BEGIN DATA PROVIDED

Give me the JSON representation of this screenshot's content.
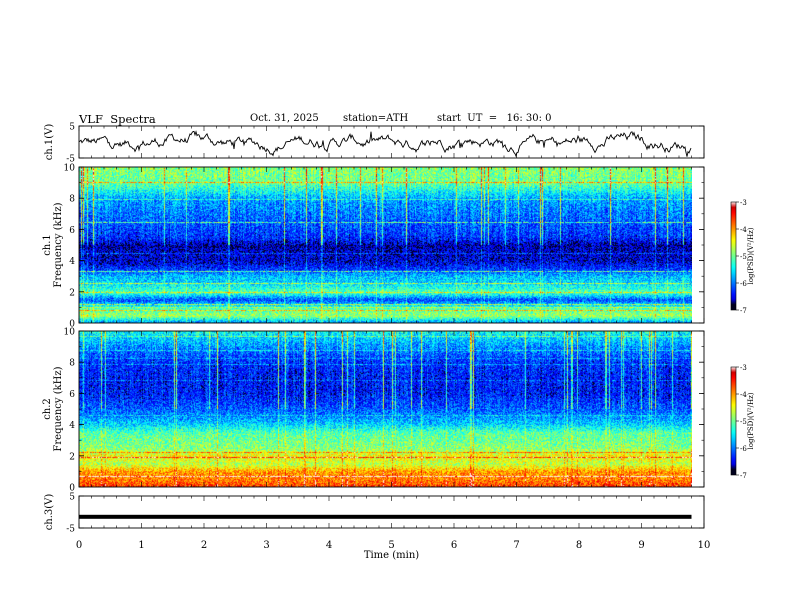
{
  "header": {
    "title": "VLF  Spectra",
    "date": "Oct. 31, 2025",
    "station": "station=ATH",
    "start_ut": "start  UT  =   16: 30: 0"
  },
  "chart_data": [
    {
      "type": "line",
      "title": "ch.1 waveform",
      "ylabel": "ch.1(V)",
      "ylim": [
        -5,
        5
      ],
      "yticks": [
        "5",
        "-5"
      ],
      "x_range_min": [
        0,
        9.8
      ],
      "description_series": "noisy waveform fluctuating roughly between -3 and +3 V"
    },
    {
      "type": "heatmap",
      "title": "ch.1 spectrogram",
      "ylabel": "ch.1\nFrequency  (kHz)",
      "ylim_khz": [
        0,
        10
      ],
      "yticks": [
        "0",
        "2",
        "4",
        "6",
        "8",
        "10"
      ],
      "colorbar": {
        "label": "log(PSD)(V²/Hz)",
        "ticks": [
          "-3",
          "-4",
          "-5",
          "-6",
          "-7"
        ],
        "range": [
          -7,
          -3
        ]
      },
      "frequency_profile_logpsd": [
        [
          0,
          -6.0
        ],
        [
          0.5,
          -4.8
        ],
        [
          1,
          -5.2
        ],
        [
          1.5,
          -6.2
        ],
        [
          2,
          -5.1
        ],
        [
          2.6,
          -5.6
        ],
        [
          3,
          -5.7
        ],
        [
          3.5,
          -6.3
        ],
        [
          4,
          -6.6
        ],
        [
          4.5,
          -6.6
        ],
        [
          5,
          -6.7
        ],
        [
          5.5,
          -6.3
        ],
        [
          6,
          -6.2
        ],
        [
          7,
          -6.0
        ],
        [
          8,
          -5.8
        ],
        [
          9,
          -5.0
        ],
        [
          10,
          -4.9
        ]
      ]
    },
    {
      "type": "heatmap",
      "title": "ch.2 spectrogram",
      "ylabel": "ch.2\nFrequency  (kHz)",
      "ylim_khz": [
        0,
        10
      ],
      "yticks": [
        "0",
        "2",
        "4",
        "6",
        "8",
        "10"
      ],
      "colorbar": {
        "label": "log(PSD)(V²/Hz)",
        "ticks": [
          "-3",
          "-4",
          "-5",
          "-6",
          "-7"
        ],
        "range": [
          -7,
          -3
        ]
      },
      "frequency_profile_logpsd": [
        [
          0,
          -3.6
        ],
        [
          0.5,
          -3.9
        ],
        [
          1,
          -4.0
        ],
        [
          1.5,
          -4.7
        ],
        [
          2,
          -4.4
        ],
        [
          2.5,
          -4.9
        ],
        [
          3,
          -5.0
        ],
        [
          3.5,
          -5.1
        ],
        [
          4,
          -5.6
        ],
        [
          4.5,
          -5.9
        ],
        [
          5,
          -6.1
        ],
        [
          6,
          -6.4
        ],
        [
          7,
          -6.4
        ],
        [
          8,
          -6.3
        ],
        [
          9,
          -5.9
        ],
        [
          10,
          -5.4
        ]
      ]
    },
    {
      "type": "line",
      "title": "ch.3 waveform",
      "ylabel": "ch.3(V)",
      "ylim": [
        -5,
        5
      ],
      "yticks": [
        "5",
        "-5"
      ],
      "value_level": -1.5
    }
  ],
  "xaxis": {
    "label": "Time  (min)",
    "range": [
      0,
      10
    ],
    "ticks": [
      "0",
      "1",
      "2",
      "3",
      "4",
      "5",
      "6",
      "7",
      "8",
      "9",
      "10"
    ],
    "data_end": 9.8
  }
}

END DATA PROVIDED

GOAL:
Copy each line in full and exactly, omitting any picture.

WRITTEN SOLUTION:
Give me the JSON representation of this screenshot's content.
{
  "header": {
    "title": "VLF  Spectra",
    "date": "Oct. 31, 2025",
    "station": "station=ATH",
    "start_ut": "start  UT  =   16: 30: 0"
  },
  "chart_data": [
    {
      "type": "line",
      "title": "ch.1 waveform",
      "ylabel": "ch.1(V)",
      "ylim": [
        -5,
        5
      ],
      "yticks": [
        "5",
        "-5"
      ],
      "x_range_min": [
        0,
        9.8
      ],
      "description_series": "noisy waveform fluctuating roughly between -3 and +3 V"
    },
    {
      "type": "heatmap",
      "title": "ch.1 spectrogram",
      "ylabel": "ch.1\nFrequency  (kHz)",
      "ylim_khz": [
        0,
        10
      ],
      "yticks": [
        "0",
        "2",
        "4",
        "6",
        "8",
        "10"
      ],
      "colorbar": {
        "label": "log(PSD)(V²/Hz)",
        "ticks": [
          "-3",
          "-4",
          "-5",
          "-6",
          "-7"
        ],
        "range": [
          -7,
          -3
        ]
      },
      "frequency_profile_logpsd": [
        [
          0,
          -6.0
        ],
        [
          0.5,
          -4.8
        ],
        [
          1,
          -5.2
        ],
        [
          1.5,
          -6.2
        ],
        [
          2,
          -5.1
        ],
        [
          2.6,
          -5.6
        ],
        [
          3,
          -5.7
        ],
        [
          3.5,
          -6.3
        ],
        [
          4,
          -6.6
        ],
        [
          4.5,
          -6.6
        ],
        [
          5,
          -6.7
        ],
        [
          5.5,
          -6.3
        ],
        [
          6,
          -6.2
        ],
        [
          7,
          -6.0
        ],
        [
          8,
          -5.8
        ],
        [
          9,
          -5.0
        ],
        [
          10,
          -4.9
        ]
      ]
    },
    {
      "type": "heatmap",
      "title": "ch.2 spectrogram",
      "ylabel": "ch.2\nFrequency  (kHz)",
      "ylim_khz": [
        0,
        10
      ],
      "yticks": [
        "0",
        "2",
        "4",
        "6",
        "8",
        "10"
      ],
      "colorbar": {
        "label": "log(PSD)(V²/Hz)",
        "ticks": [
          "-3",
          "-4",
          "-5",
          "-6",
          "-7"
        ],
        "range": [
          -7,
          -3
        ]
      },
      "frequency_profile_logpsd": [
        [
          0,
          -3.6
        ],
        [
          0.5,
          -3.9
        ],
        [
          1,
          -4.0
        ],
        [
          1.5,
          -4.7
        ],
        [
          2,
          -4.4
        ],
        [
          2.5,
          -4.9
        ],
        [
          3,
          -5.0
        ],
        [
          3.5,
          -5.1
        ],
        [
          4,
          -5.6
        ],
        [
          4.5,
          -5.9
        ],
        [
          5,
          -6.1
        ],
        [
          6,
          -6.4
        ],
        [
          7,
          -6.4
        ],
        [
          8,
          -6.3
        ],
        [
          9,
          -5.9
        ],
        [
          10,
          -5.4
        ]
      ]
    },
    {
      "type": "line",
      "title": "ch.3 waveform",
      "ylabel": "ch.3(V)",
      "ylim": [
        -5,
        5
      ],
      "yticks": [
        "5",
        "-5"
      ],
      "value_level": -1.5
    }
  ],
  "xaxis": {
    "label": "Time  (min)",
    "range": [
      0,
      10
    ],
    "ticks": [
      "0",
      "1",
      "2",
      "3",
      "4",
      "5",
      "6",
      "7",
      "8",
      "9",
      "10"
    ],
    "data_end": 9.8
  }
}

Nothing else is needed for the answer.